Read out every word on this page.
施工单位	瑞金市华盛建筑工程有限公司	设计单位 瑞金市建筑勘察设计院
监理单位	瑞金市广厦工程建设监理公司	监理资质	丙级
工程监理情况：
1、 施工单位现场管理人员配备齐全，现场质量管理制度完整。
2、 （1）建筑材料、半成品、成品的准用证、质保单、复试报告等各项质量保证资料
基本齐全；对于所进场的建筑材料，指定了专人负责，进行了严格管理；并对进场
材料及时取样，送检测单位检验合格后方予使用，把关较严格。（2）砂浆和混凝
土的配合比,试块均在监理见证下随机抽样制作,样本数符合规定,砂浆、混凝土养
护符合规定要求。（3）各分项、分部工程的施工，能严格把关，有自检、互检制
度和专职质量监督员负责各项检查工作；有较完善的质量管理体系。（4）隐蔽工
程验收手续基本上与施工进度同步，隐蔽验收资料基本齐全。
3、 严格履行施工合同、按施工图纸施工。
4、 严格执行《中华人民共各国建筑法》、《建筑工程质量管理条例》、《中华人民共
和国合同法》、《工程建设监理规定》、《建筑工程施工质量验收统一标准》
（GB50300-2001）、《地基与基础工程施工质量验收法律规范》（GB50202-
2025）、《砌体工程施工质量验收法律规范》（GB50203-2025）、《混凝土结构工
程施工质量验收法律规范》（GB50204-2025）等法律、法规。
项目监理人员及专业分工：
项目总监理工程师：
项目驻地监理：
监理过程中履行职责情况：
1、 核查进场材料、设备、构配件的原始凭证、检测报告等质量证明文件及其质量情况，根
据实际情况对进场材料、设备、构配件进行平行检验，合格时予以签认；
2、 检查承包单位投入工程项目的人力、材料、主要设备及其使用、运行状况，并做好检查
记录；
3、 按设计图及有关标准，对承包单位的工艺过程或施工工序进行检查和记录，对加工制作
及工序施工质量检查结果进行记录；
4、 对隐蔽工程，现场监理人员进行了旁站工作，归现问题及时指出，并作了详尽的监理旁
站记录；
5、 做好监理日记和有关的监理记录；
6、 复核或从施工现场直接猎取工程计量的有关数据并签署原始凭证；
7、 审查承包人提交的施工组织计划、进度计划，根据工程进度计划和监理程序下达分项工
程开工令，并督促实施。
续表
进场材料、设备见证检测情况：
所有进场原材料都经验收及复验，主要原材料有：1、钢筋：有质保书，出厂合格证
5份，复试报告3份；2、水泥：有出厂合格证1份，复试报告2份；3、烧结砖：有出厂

Problem details. Would you write down every record again, exactly?

Solution.
Read out every word on this page.
施工单位	瑞金市华盛建筑工程有限公司	设计单位 瑞金市建筑勘察设计院
监理单位	瑞金市广厦工程建设监理公司	监理资质	丙级
工程监理情况：
1、 施工单位现场管理人员配备齐全，现场质量管理制度完整。
2、 （1）建筑材料、半成品、成品的准用证、质保单、复试报告等各项质量保证资料
基本齐全；对于所进场的建筑材料，指定了专人负责，进行了严格管理；并对进场
材料及时取样，送检测单位检验合格后方予使用，把关较严格。（2）砂浆和混凝
土的配合比,试块均在监理见证下随机抽样制作,样本数符合规定,砂浆、混凝土养
护符合规定要求。（3）各分项、分部工程的施工，能严格把关，有自检、互检制
度和专职质量监督员负责各项检查工作；有较完善的质量管理体系。（4）隐蔽工
程验收手续基本上与施工进度同步，隐蔽验收资料基本齐全。
3、 严格履行施工合同、按施工图纸施工。
4、 严格执行《中华人民共各国建筑法》、《建筑工程质量管理条例》、《中华人民共
和国合同法》、《工程建设监理规定》、《建筑工程施工质量验收统一标准》
（GB50300-2001）、《地基与基础工程施工质量验收法律规范》（GB50202-
2025）、《砌体工程施工质量验收法律规范》（GB50203-2025）、《混凝土结构工
程施工质量验收法律规范》（GB50204-2025）等法律、法规。
项目监理人员及专业分工：
项目总监理工程师：
项目驻地监理：
监理过程中履行职责情况：
1、 核查进场材料、设备、构配件的原始凭证、检测报告等质量证明文件及其质量情况，根
据实际情况对进场材料、设备、构配件进行平行检验，合格时予以签认；
2、 检查承包单位投入工程项目的人力、材料、主要设备及其使用、运行状况，并做好检查
记录；
3、 按设计图及有关标准，对承包单位的工艺过程或施工工序进行检查和记录，对加工制作
及工序施工质量检查结果进行记录；
4、 对隐蔽工程，现场监理人员进行了旁站工作，归现问题及时指出，并作了详尽的监理旁
站记录；
5、 做好监理日记和有关的监理记录；
6、 复核或从施工现场直接猎取工程计量的有关数据并签署原始凭证；
7、 审查承包人提交的施工组织计划、进度计划，根据工程进度计划和监理程序下达分项工
程开工令，并督促实施。
续表
进场材料、设备见证检测情况：
所有进场原材料都经验收及复验，主要原材料有：1、钢筋：有质保书，出厂合格证
5份，复试报告3份；2、水泥：有出厂合格证1份，复试报告2份；3、烧结砖：有出厂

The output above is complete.